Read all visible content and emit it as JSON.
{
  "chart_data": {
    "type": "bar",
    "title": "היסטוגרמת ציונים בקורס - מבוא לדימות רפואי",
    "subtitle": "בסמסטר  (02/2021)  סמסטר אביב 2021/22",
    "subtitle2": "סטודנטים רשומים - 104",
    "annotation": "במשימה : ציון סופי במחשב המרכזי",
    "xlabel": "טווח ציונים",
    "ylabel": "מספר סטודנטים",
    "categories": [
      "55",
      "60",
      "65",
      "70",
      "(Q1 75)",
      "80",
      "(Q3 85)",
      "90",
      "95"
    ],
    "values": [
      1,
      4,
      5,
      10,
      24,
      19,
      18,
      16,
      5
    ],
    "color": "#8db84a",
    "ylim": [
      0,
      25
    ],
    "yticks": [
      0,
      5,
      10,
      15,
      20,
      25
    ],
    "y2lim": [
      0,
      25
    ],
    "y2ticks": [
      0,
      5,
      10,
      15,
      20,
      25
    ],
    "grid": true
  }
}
...
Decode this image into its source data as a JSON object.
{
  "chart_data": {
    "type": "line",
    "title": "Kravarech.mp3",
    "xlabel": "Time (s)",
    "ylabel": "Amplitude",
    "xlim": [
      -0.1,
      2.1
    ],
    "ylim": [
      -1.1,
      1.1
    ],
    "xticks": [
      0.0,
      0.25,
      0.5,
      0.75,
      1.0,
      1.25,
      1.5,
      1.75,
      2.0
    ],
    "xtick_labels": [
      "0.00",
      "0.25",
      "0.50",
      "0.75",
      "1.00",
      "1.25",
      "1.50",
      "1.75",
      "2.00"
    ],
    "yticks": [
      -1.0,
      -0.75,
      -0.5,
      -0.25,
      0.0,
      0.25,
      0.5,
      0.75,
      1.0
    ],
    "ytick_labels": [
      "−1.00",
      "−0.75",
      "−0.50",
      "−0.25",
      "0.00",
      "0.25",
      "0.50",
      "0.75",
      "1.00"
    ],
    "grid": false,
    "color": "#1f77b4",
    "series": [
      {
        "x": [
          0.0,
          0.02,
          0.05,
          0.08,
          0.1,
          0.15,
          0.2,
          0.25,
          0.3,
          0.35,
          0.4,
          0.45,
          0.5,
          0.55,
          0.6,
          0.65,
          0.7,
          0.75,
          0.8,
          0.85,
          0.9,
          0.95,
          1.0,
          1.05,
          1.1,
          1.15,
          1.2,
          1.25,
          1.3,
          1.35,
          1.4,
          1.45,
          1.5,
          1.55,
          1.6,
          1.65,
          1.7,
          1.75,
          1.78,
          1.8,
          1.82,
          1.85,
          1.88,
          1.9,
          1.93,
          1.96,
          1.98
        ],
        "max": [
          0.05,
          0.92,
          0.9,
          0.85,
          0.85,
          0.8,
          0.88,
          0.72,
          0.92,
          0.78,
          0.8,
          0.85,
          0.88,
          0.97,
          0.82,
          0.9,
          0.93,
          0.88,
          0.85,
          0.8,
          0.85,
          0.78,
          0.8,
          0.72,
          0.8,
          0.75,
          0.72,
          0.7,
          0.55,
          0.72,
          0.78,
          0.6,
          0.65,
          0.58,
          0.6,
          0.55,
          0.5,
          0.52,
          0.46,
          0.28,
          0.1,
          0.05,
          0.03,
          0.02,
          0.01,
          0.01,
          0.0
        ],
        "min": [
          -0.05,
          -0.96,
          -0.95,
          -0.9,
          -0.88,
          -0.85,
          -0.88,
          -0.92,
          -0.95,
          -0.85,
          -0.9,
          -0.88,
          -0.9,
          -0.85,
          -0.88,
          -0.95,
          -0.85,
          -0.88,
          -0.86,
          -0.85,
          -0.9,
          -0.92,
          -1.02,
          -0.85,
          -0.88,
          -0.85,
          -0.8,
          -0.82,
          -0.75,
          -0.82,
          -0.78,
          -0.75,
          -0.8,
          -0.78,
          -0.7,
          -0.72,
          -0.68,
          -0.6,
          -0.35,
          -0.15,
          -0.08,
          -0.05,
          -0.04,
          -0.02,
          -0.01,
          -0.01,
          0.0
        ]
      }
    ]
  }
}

§ Work to do:
In the listing above, how many lines include the word "ציונים"? Answer with the number and nothing more.

§ Response for this exercise:
2